◆ INSTRUCTIONS FOR THE TASK: Read the material below and tally how many lines hold the word "Desktop", giving the number and nothing else.

# RECORDS FOR THE EXERCISE start

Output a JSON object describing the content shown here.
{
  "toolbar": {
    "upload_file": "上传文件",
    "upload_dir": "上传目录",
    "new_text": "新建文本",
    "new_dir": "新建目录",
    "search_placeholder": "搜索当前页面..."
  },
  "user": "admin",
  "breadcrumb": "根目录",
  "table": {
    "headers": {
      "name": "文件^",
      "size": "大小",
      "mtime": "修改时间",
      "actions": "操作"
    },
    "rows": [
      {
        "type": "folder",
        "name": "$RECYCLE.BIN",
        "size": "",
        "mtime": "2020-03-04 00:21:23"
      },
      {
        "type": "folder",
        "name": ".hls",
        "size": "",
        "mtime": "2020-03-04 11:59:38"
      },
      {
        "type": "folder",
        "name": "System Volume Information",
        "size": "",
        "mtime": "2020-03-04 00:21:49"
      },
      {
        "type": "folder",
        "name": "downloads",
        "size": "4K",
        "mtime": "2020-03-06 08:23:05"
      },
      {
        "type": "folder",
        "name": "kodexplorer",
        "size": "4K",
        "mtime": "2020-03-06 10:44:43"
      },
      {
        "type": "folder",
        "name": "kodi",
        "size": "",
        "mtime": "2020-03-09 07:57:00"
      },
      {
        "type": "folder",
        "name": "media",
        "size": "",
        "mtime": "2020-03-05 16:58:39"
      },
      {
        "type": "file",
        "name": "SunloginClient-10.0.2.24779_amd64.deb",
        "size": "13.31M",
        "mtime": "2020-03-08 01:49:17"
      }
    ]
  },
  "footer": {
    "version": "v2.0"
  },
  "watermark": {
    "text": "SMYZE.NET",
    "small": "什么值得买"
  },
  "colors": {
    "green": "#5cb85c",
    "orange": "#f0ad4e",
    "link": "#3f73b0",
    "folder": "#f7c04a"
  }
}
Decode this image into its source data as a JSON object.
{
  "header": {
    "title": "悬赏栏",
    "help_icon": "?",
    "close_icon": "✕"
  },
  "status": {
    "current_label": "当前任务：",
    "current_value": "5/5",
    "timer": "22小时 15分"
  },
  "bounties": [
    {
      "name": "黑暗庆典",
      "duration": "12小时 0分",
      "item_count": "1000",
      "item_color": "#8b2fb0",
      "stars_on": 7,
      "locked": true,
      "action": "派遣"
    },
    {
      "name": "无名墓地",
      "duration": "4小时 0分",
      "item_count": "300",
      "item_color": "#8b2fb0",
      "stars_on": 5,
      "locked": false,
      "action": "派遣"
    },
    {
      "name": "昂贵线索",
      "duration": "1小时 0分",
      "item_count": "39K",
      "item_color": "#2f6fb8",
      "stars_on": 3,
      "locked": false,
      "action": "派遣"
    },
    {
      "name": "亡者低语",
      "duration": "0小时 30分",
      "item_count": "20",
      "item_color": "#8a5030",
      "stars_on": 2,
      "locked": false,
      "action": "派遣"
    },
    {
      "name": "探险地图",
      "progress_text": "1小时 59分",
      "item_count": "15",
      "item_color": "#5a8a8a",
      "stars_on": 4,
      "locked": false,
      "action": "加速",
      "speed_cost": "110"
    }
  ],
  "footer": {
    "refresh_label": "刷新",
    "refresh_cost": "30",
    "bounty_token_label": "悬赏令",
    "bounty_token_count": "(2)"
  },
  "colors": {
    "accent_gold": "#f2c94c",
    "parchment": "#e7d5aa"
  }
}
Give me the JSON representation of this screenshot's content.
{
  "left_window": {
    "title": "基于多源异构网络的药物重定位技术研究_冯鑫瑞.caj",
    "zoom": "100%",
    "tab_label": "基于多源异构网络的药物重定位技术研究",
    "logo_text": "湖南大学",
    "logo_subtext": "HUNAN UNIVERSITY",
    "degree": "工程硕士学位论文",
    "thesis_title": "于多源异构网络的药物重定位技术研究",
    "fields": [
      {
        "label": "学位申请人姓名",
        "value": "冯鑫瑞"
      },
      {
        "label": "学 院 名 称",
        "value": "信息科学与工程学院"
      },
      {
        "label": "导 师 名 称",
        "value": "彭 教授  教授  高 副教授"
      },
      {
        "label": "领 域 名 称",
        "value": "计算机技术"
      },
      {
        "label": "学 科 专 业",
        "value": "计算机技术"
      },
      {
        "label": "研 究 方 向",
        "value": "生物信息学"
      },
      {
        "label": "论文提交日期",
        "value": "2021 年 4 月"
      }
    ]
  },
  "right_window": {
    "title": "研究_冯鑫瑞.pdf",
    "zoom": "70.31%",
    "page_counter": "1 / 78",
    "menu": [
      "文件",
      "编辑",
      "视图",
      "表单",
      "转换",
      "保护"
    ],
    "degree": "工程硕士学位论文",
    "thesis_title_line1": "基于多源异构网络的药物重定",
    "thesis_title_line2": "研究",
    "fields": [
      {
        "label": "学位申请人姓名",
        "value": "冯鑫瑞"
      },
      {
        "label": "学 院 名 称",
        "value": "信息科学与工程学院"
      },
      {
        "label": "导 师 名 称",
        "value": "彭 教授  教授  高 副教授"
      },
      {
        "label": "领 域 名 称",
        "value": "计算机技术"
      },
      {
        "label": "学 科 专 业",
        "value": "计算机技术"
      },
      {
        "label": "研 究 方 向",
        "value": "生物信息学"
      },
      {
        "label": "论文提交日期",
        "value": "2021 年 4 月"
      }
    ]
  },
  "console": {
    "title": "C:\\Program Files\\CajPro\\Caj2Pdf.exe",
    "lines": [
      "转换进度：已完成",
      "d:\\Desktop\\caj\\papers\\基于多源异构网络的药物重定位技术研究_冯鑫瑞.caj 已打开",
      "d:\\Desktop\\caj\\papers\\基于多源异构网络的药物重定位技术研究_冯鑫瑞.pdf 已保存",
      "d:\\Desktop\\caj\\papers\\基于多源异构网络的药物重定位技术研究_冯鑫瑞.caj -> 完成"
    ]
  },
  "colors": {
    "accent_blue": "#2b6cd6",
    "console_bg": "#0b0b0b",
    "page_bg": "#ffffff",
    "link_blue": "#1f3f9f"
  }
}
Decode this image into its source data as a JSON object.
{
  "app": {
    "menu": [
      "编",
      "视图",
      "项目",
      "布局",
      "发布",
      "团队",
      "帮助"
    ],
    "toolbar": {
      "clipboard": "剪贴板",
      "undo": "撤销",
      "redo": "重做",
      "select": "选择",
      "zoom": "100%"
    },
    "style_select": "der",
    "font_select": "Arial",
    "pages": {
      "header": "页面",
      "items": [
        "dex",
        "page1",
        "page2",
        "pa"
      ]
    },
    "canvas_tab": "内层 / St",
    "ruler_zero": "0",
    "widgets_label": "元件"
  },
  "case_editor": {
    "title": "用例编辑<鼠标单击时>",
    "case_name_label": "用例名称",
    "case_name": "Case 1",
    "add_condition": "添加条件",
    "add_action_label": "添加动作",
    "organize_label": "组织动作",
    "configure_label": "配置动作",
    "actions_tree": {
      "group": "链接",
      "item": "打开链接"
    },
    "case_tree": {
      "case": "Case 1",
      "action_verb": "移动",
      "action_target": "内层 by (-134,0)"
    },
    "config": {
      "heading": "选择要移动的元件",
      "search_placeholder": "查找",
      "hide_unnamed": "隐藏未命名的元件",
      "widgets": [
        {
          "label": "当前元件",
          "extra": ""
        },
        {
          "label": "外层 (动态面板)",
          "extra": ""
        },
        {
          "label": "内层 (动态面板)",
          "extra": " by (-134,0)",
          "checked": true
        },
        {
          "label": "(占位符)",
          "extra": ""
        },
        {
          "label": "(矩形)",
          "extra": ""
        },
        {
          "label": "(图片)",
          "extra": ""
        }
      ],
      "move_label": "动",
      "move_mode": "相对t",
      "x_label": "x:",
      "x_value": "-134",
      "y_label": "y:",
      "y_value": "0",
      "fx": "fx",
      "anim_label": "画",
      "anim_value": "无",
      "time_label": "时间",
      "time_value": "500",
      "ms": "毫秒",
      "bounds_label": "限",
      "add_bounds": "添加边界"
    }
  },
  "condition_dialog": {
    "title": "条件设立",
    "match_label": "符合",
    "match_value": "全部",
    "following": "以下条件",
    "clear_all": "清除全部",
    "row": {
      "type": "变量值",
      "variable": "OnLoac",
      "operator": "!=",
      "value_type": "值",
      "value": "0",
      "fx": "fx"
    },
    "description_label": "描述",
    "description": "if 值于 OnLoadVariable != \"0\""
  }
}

# RECORDS FOR THE EXERCISE end

◆ ANSWER TO THE TASK: 3